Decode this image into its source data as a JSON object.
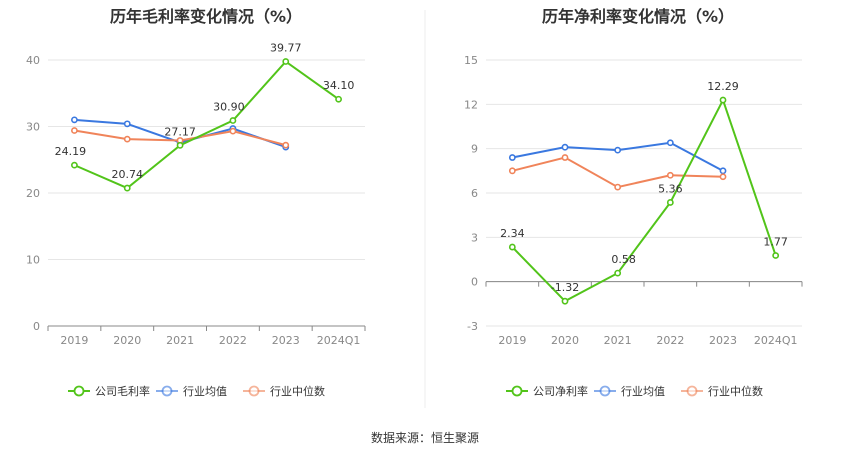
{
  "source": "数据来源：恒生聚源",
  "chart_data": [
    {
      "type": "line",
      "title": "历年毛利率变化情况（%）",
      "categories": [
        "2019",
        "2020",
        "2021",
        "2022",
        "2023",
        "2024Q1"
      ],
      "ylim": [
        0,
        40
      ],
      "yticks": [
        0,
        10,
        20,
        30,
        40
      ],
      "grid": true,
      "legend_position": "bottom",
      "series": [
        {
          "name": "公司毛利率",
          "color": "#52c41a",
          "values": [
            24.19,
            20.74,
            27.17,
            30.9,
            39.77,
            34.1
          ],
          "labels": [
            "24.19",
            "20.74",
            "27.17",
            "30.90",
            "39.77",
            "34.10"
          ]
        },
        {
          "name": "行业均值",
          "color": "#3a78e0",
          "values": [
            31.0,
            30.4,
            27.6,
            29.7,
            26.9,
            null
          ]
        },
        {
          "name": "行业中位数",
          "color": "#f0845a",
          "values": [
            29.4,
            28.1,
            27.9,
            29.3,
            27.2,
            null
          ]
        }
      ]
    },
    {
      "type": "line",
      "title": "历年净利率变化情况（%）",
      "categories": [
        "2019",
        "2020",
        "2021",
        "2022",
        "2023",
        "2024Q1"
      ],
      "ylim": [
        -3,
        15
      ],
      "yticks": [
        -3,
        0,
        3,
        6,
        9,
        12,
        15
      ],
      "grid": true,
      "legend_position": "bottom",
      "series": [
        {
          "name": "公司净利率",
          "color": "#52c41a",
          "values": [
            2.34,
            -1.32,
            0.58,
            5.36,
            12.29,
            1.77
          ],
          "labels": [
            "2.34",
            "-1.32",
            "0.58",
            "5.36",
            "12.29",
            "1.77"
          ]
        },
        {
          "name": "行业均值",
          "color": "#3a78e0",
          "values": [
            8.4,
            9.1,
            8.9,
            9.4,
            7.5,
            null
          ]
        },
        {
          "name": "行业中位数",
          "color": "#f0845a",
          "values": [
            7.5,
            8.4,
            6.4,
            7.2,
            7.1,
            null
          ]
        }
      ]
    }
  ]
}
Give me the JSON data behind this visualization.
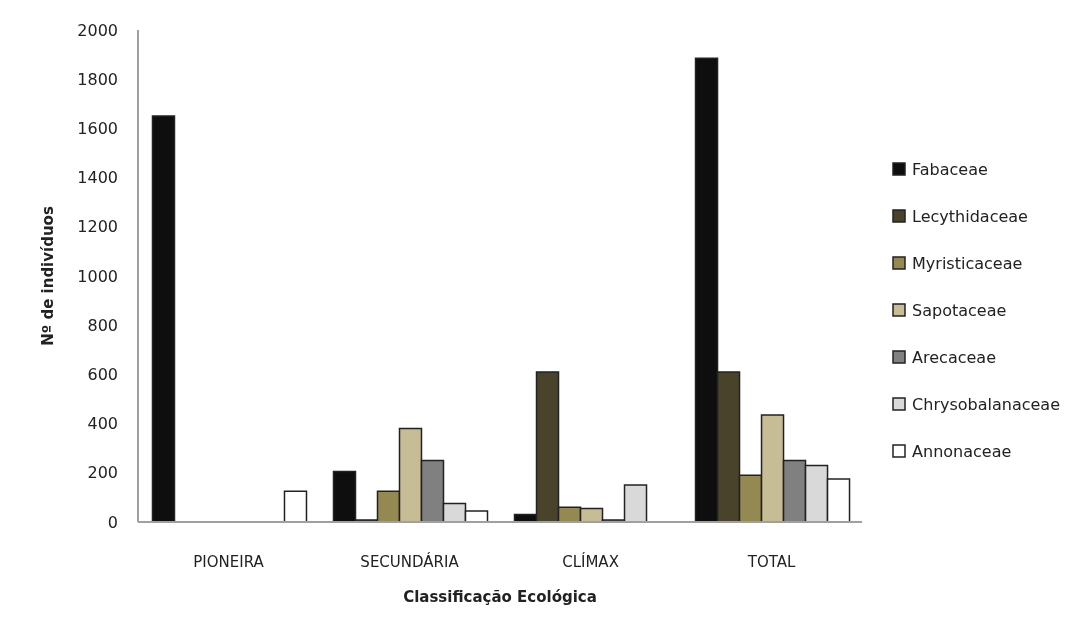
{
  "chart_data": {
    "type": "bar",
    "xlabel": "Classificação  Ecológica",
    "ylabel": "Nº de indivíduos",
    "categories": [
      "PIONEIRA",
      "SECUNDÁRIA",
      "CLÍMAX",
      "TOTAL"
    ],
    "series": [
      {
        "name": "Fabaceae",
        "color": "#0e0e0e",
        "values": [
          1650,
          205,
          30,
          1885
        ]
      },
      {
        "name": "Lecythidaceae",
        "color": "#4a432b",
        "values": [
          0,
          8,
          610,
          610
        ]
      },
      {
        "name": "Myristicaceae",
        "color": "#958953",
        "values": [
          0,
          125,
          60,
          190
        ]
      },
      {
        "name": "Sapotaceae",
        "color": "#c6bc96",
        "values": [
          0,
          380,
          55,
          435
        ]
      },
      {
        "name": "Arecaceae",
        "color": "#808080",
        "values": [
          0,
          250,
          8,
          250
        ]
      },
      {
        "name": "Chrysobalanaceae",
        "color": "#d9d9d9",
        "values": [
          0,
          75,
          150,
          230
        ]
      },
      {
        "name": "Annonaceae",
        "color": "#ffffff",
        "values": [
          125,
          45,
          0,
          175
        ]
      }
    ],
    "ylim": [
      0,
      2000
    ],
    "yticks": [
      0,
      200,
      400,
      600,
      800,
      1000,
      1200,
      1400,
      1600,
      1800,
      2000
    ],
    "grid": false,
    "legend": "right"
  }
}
────────────────────────────────────────
Pick out every line holding the string "source" and return it.

Decode this image into its source data as a JSON object.
  "source": "数据来源：恒生聚源",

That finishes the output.